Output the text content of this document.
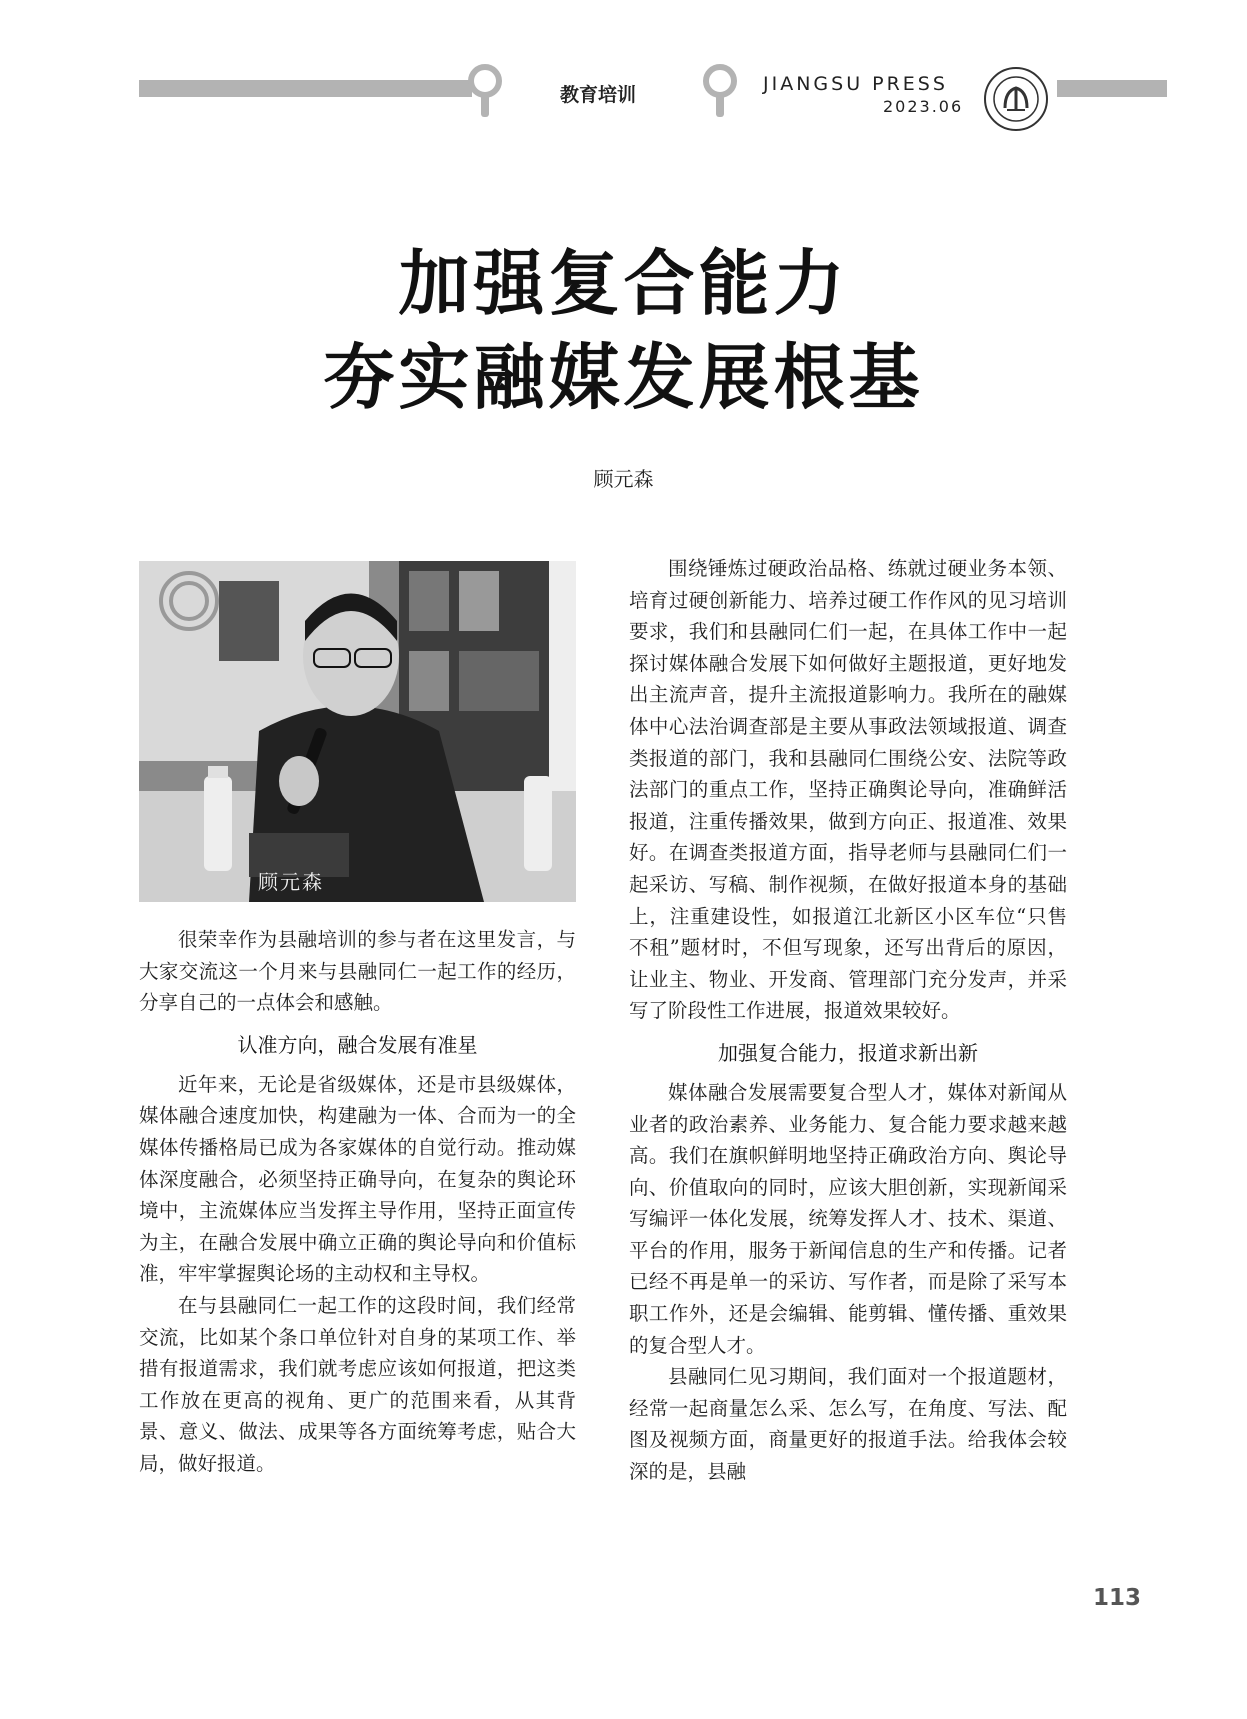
教育培训	JIANGSU PRESS
2023.06
加强复合能力
夯实融媒发展根基
顾元森
顾元森

很荣幸作为县融培训的参与者在这里发言，与大家交流这一个月来与县融同仁一起工作的经历，分享自己的一点体会和感触。

认准方向，融合发展有准星

近年来，无论是省级媒体，还是市县级媒体，媒体融合速度加快，构建融为一体、合而为一的全媒体传播格局已成为各家媒体的自觉行动。推动媒体深度融合，必须坚持正确导向，在复杂的舆论环境中，主流媒体应当发挥主导作用，坚持正面宣传为主，在融合发展中确立正确的舆论导向和价值标准，牢牢掌握舆论场的主动权和主导权。

在与县融同仁一起工作的这段时间，我们经常交流，比如某个条口单位针对自身的某项工作、举措有报道需求，我们就考虑应该如何报道，把这类工作放在更高的视角、更广的范围来看，从其背景、意义、做法、成果等各方面统筹考虑，贴合大局，做好报道。

围绕锤炼过硬政治品格、练就过硬业务本领、培育过硬创新能力、培养过硬工作作风的见习培训要求，我们和县融同仁们一起，在具体工作中一起探讨媒体融合发展下如何做好主题报道，更好地发出主流声音，提升主流报道影响力。我所在的融媒体中心法治调查部是主要从事政法领域报道、调查类报道的部门，我和县融同仁围绕公安、法院等政法部门的重点工作，坚持正确舆论导向，准确鲜活报道，注重传播效果，做到方向正、报道准、效果好。在调查类报道方面，指导老师与县融同仁们一起采访、写稿、制作视频，在做好报道本身的基础上，注重建设性，如报道江北新区小区车位“只售不租”题材时，不但写现象，还写出背后的原因，让业主、物业、开发商、管理部门充分发声，并采写了阶段性工作进展，报道效果较好。

加强复合能力，报道求新出新

媒体融合发展需要复合型人才，媒体对新闻从业者的政治素养、业务能力、复合能力要求越来越高。我们在旗帜鲜明地坚持正确政治方向、舆论导向、价值取向的同时，应该大胆创新，实现新闻采写编评一体化发展，统筹发挥人才、技术、渠道、平台的作用，服务于新闻信息的生产和传播。记者已经不再是单一的采访、写作者，而是除了采写本职工作外，还是会编辑、能剪辑、懂传播、重效果的复合型人才。

县融同仁见习期间，我们面对一个报道题材，经常一起商量怎么采、怎么写，在角度、写法、配图及视频方面，商量更好的报道手法。给我体会较深的是，县融

113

> _WRITTEN REQUEST_
Write the entries above out in full, exactly, with no images.

> _IN RESPONSE_
Output the text content of this document.
教育培训	JIANGSU PRESS
2023.06
加强复合能力
夯实融媒发展根基
顾元森
顾元森

很荣幸作为县融培训的参与者在这里发言，与大家交流这一个月来与县融同仁一起工作的经历，分享自己的一点体会和感触。

认准方向，融合发展有准星

近年来，无论是省级媒体，还是市县级媒体，媒体融合速度加快，构建融为一体、合而为一的全媒体传播格局已成为各家媒体的自觉行动。推动媒体深度融合，必须坚持正确导向，在复杂的舆论环境中，主流媒体应当发挥主导作用，坚持正面宣传为主，在融合发展中确立正确的舆论导向和价值标准，牢牢掌握舆论场的主动权和主导权。

在与县融同仁一起工作的这段时间，我们经常交流，比如某个条口单位针对自身的某项工作、举措有报道需求，我们就考虑应该如何报道，把这类工作放在更高的视角、更广的范围来看，从其背景、意义、做法、成果等各方面统筹考虑，贴合大局，做好报道。

围绕锤炼过硬政治品格、练就过硬业务本领、培育过硬创新能力、培养过硬工作作风的见习培训要求，我们和县融同仁们一起，在具体工作中一起探讨媒体融合发展下如何做好主题报道，更好地发出主流声音，提升主流报道影响力。我所在的融媒体中心法治调查部是主要从事政法领域报道、调查类报道的部门，我和县融同仁围绕公安、法院等政法部门的重点工作，坚持正确舆论导向，准确鲜活报道，注重传播效果，做到方向正、报道准、效果好。在调查类报道方面，指导老师与县融同仁们一起采访、写稿、制作视频，在做好报道本身的基础上，注重建设性，如报道江北新区小区车位“只售不租”题材时，不但写现象，还写出背后的原因，让业主、物业、开发商、管理部门充分发声，并采写了阶段性工作进展，报道效果较好。

加强复合能力，报道求新出新

媒体融合发展需要复合型人才，媒体对新闻从业者的政治素养、业务能力、复合能力要求越来越高。我们在旗帜鲜明地坚持正确政治方向、舆论导向、价值取向的同时，应该大胆创新，实现新闻采写编评一体化发展，统筹发挥人才、技术、渠道、平台的作用，服务于新闻信息的生产和传播。记者已经不再是单一的采访、写作者，而是除了采写本职工作外，还是会编辑、能剪辑、懂传播、重效果的复合型人才。

县融同仁见习期间，我们面对一个报道题材，经常一起商量怎么采、怎么写，在角度、写法、配图及视频方面，商量更好的报道手法。给我体会较深的是，县融

113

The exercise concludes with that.